**What you should do**
Restate each line of the listing exactly, without carrying over any pictures.

BEGIN Records to use

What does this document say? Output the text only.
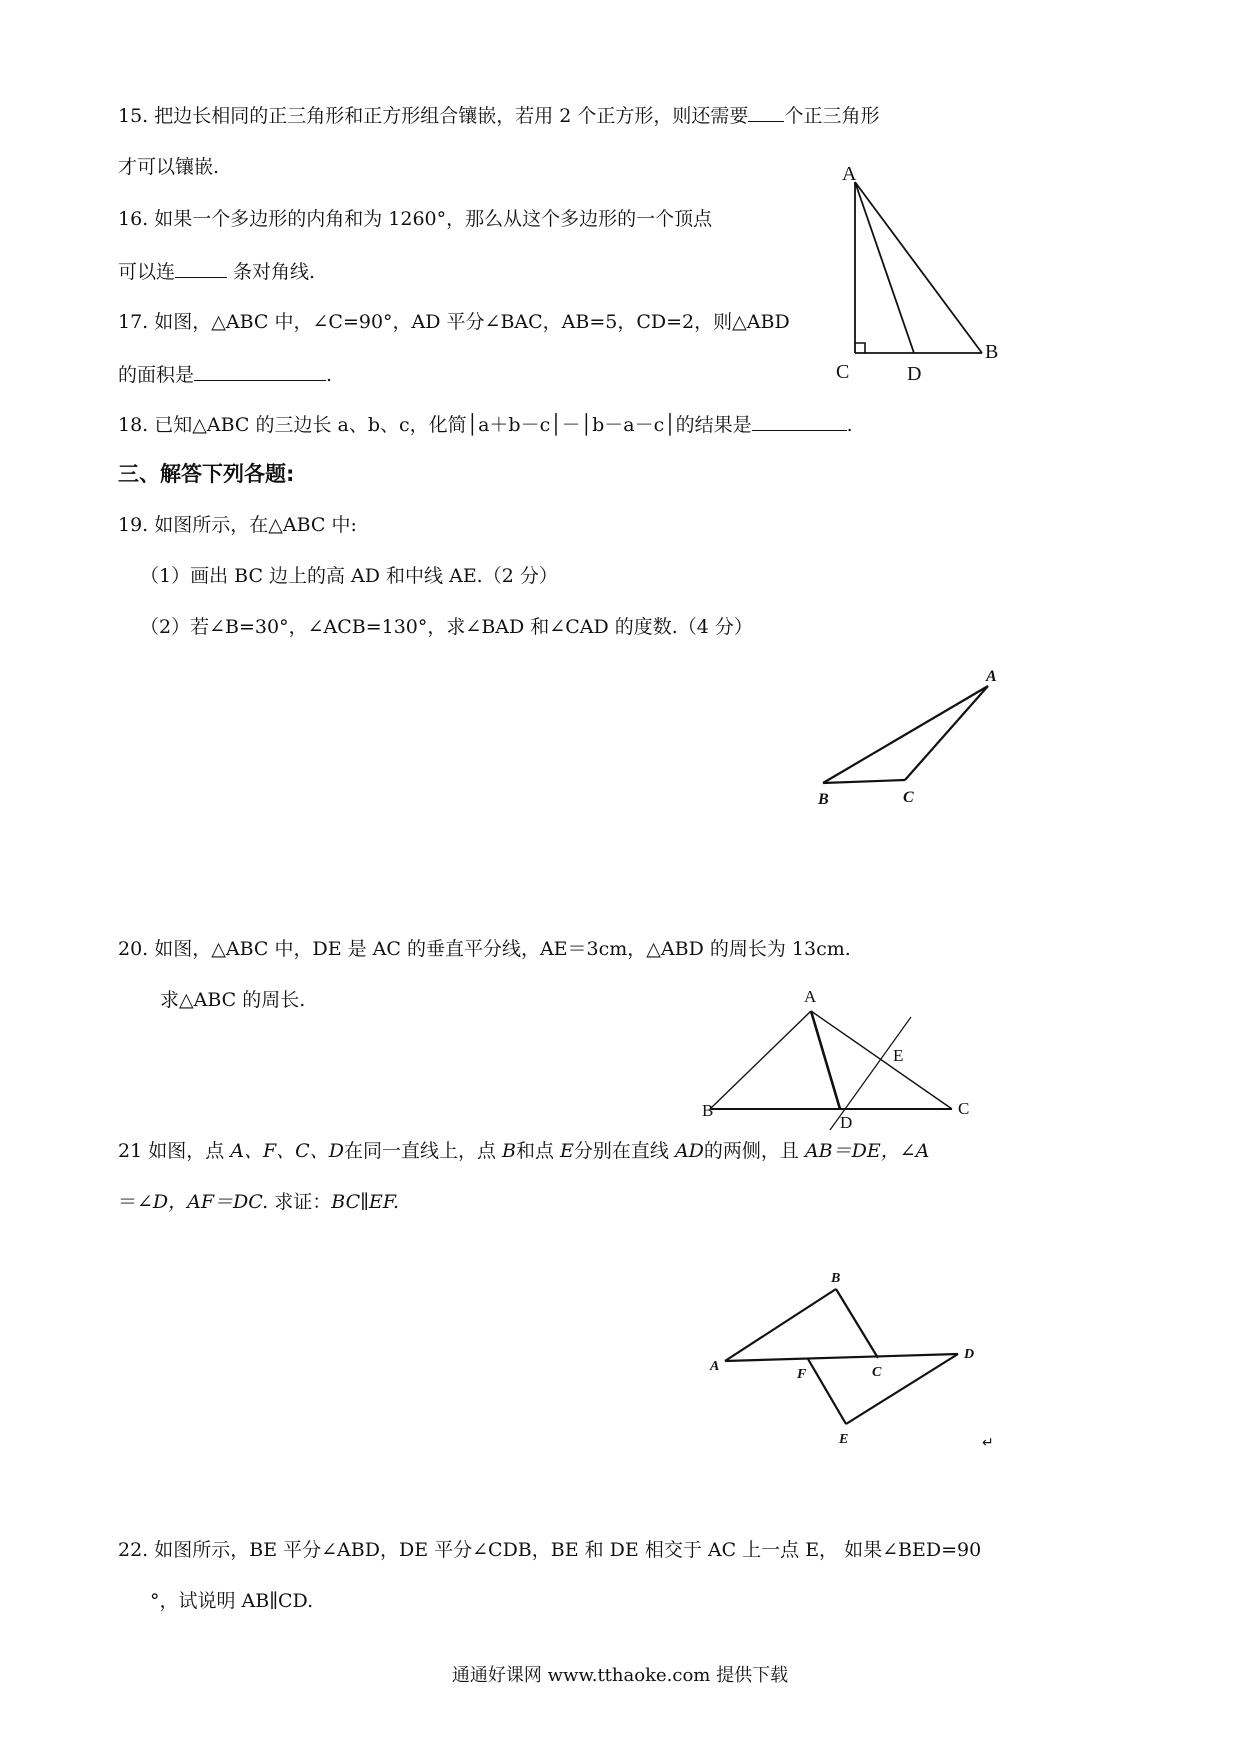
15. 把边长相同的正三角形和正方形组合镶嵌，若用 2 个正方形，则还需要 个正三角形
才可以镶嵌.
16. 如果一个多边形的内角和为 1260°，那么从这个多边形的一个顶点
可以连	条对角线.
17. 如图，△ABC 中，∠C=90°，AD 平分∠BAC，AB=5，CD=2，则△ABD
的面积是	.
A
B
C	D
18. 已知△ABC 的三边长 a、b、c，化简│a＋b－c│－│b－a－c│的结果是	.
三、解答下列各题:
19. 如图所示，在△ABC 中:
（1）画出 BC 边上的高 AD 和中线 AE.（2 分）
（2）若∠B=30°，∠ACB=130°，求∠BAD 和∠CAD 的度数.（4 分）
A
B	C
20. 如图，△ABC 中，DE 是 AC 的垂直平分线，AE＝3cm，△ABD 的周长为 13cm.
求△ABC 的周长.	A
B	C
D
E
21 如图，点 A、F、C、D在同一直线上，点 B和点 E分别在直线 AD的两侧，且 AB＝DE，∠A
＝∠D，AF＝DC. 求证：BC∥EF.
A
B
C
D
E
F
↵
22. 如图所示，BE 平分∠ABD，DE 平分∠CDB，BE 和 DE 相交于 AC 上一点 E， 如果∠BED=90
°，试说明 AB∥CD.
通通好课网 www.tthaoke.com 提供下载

END Records to use

**Solution**
What does this document say? Output the text only.
15. 把边长相同的正三角形和正方形组合镶嵌，若用 2 个正方形，则还需要 个正三角形
才可以镶嵌.
16. 如果一个多边形的内角和为 1260°，那么从这个多边形的一个顶点
可以连	条对角线.
17. 如图，△ABC 中，∠C=90°，AD 平分∠BAC，AB=5，CD=2，则△ABD
的面积是	.
A
B
C	D
18. 已知△ABC 的三边长 a、b、c，化简│a＋b－c│－│b－a－c│的结果是	.
三、解答下列各题:
19. 如图所示，在△ABC 中:
（1）画出 BC 边上的高 AD 和中线 AE.（2 分）
（2）若∠B=30°，∠ACB=130°，求∠BAD 和∠CAD 的度数.（4 分）
A
B	C
20. 如图，△ABC 中，DE 是 AC 的垂直平分线，AE＝3cm，△ABD 的周长为 13cm.
求△ABC 的周长.	A
B	C
D
E
21 如图，点 A、F、C、D在同一直线上，点 B和点 E分别在直线 AD的两侧，且 AB＝DE，∠A
＝∠D，AF＝DC. 求证：BC∥EF.
A
B
C
D
E
F
↵
22. 如图所示，BE 平分∠ABD，DE 平分∠CDB，BE 和 DE 相交于 AC 上一点 E， 如果∠BED=90
°，试说明 AB∥CD.
通通好课网 www.tthaoke.com 提供下载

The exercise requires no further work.